◆ Extracto del documento ◆
====
Janum. Charlando con Myriam Moscona

Myriam Moscona

Existe un momento en La resta (Demipage), primera novela de Alia Trabucco, en que la autora chilena hace mención del peso de las palabras, de su importancia. Trabucco, a través del personaje de Iquela, escribe que está convencida «como cuando niña, de que cada persona no vivía una cantidad de años sino un número predeterminado de palabras que podía escuchar a lo largo de la vida». Al parecer, existen palabras leves —«como planeador o libélula», dice— y otras pesadas —«como gruta, queloide o rajadura»—. No sé si nuestro periplo vital lo determina el número de palabras que somos capaces de escuchar, pero sí sé que hay ciertas palabras que nos marcan de por vida. En mi caso existe una palabra —mágica— en ladino que forma parte de mí, que ya no puedo separar de lo que he sido, soy y que quiero ser. Esa palabra es janum.

Recuerdo, como si fuera hoy mismo, cuándo fue la primera vez que leí/escuché esa palabra que en principio me sonó extraña y que poco a poco se tornó imprescindible. Janum forma parte ahora de un código secreto, es una de las claves de mi vocabulario más íntimo y personal, y me enorgullece enormemente que esto sea así, pues no renuncio a esos pequeños detalles que al fin y al cabo definen una vida entera. Esta palabra que ha sido capaz de ofrecerme auténticos instantes de felicidad, según pude averiguar más tarde gracias a Myriam Moscona, es una voz turca integrada al ladino, «una expresión de cariño y cercanía, como si en México le dijeras a alguien «corazón»», según me contó. Fue en su Tela de sevoya (Acantilado) donde me topé con esta palabra mágica e ilusionante, vigorosa, ese apelativo irrenunciable que me fue otorgado por alguien que apareció en la corriente principal de mi vida, esa persona que, como el ruiseñor de Maria van Rysselberghe, me ayudaría a «alcanzar de nuevo lo inexplicable» y a controlar «los accidentes de mi camino».

Tela de sevoya es, en palabras de Juan Gelman, «un texto absolutamente extraordinario» en el que Moscona «logra juntar pasado y presente, vida y muerte, memoria e imaginación en un mismo espacio». Pasado y presente, vida y muerte, memoria e imaginación… Son estos ingredientes demasiado atractivos para no atraer mi mirada, mi curiosidad. Este libro es un viaje por el recuerdo y el olvido, por un ayer que aun pervive y que esconde tras de sí algo esencial como es la identidad. ¿Quiénes somos y por qué estamos aquí? ¿Por qué unos viven y otros mueren? ¿Qué lugar debo ocupar en el mundo? ¿Cuál es mi destino? Estas son cuestiones fundamentales que intentan responder a las más elementales certidumbres de la existencia, y son cuestiones sin respuesta. Y esto es así porque, como diría Adam Zagajewski, «por lo común, buscamos aquello que ya no existe». ¿Y qué es eso que ya no existe y que Myriam Moscona busca? ¿Un idioma, una cultura, una enseñanza? Con una voz muy particular y una estructura sorpresiva emprende esa averiguación vital, y en ese transcurso invita al lector a unirse a ella, y el lector acepta entusiasmado, pues nada hay que nos guste más que enrolarnos en lo que promete ser una gran aventura —en este caso sociolingüística, cultural, onírica—.
====
Registros contenidos en un conjunto de datos:
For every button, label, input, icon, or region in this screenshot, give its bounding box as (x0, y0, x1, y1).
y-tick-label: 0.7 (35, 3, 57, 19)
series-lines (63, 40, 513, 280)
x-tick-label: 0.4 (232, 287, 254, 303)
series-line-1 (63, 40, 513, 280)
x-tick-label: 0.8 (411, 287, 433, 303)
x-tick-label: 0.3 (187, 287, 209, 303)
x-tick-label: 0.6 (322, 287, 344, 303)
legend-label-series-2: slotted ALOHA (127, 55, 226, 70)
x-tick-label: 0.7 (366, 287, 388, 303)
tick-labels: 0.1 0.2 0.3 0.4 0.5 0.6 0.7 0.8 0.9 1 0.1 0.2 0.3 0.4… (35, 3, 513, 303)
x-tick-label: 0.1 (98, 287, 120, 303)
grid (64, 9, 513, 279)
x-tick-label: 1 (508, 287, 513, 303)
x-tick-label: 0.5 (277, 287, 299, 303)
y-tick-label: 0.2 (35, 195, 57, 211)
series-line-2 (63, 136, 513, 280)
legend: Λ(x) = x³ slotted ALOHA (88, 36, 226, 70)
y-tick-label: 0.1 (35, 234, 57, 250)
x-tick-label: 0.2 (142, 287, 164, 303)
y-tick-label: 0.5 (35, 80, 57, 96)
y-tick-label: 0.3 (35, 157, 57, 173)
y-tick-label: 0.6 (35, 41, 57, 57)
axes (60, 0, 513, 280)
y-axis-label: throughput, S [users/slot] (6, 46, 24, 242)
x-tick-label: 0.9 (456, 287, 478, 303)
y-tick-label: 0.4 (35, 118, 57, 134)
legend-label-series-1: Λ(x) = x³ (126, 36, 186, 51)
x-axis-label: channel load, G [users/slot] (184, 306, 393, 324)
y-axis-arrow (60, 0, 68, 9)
====
◆ Tareas por realizar ◆
1. Enumera las palabras que el texto sobre Myriam Moscona cita como ejemplos de palabras leves y de palabras pesadas, indicando a qué grupo pertenece cada una.
2. Prosigue el texto sobre Myriam Moscona a partir de su última oración.
Los ítems no guardan ninguna relación con el texto sobre Myriam Moscona.

◆ Resultados esperados ◆
1.
Leves: planeador, libélula.
Pesadas: gruta, queloide, rajadura.

2.
telasevoyaPregunta: Para empezar, Tela de sevoya es una novela que versa sobre la memoria, ese «eslabón abierto de una cadena», como escribe en la propia historia. Busca recuperar de algún modo una cultura a la cual pertenece, quiere dar testimonio de su existencia. ¿Cuán importante es ese sentimiento de abandono y pérdida de la tradición sefardí?

Myriam Moscona: Quizá le parezca extraña mi respuesta, pero antes que la tradición sefardí, me siento atraída por mi lengua. Bajo el castellano actual, existe esa otra  lengua secreta, de la que pocos han oído siquiera hablar. ¿Qué resulta más importante? ¿La infancia de mi lengua o la lengua de mi infancia? Desde luego que lo primero, pero no tengo otra forma de acceder a ella sino es asomándome a mi niñez.

P: La escritora y poeta austriaca Ingeborg Bachmann afirmaba que «la verdad está oculta; que solo el arte es capaz de desvelarla». Esa «verdad» a la que se refiere es la esencia misma del ser humano, su condición. En su caso, esa «verdad» podría referirse al estado de conservación de la cultura judeoespañola. ¿A través de la escritura intenta que el ladino se siga manteniendo en un estado de efervescencia?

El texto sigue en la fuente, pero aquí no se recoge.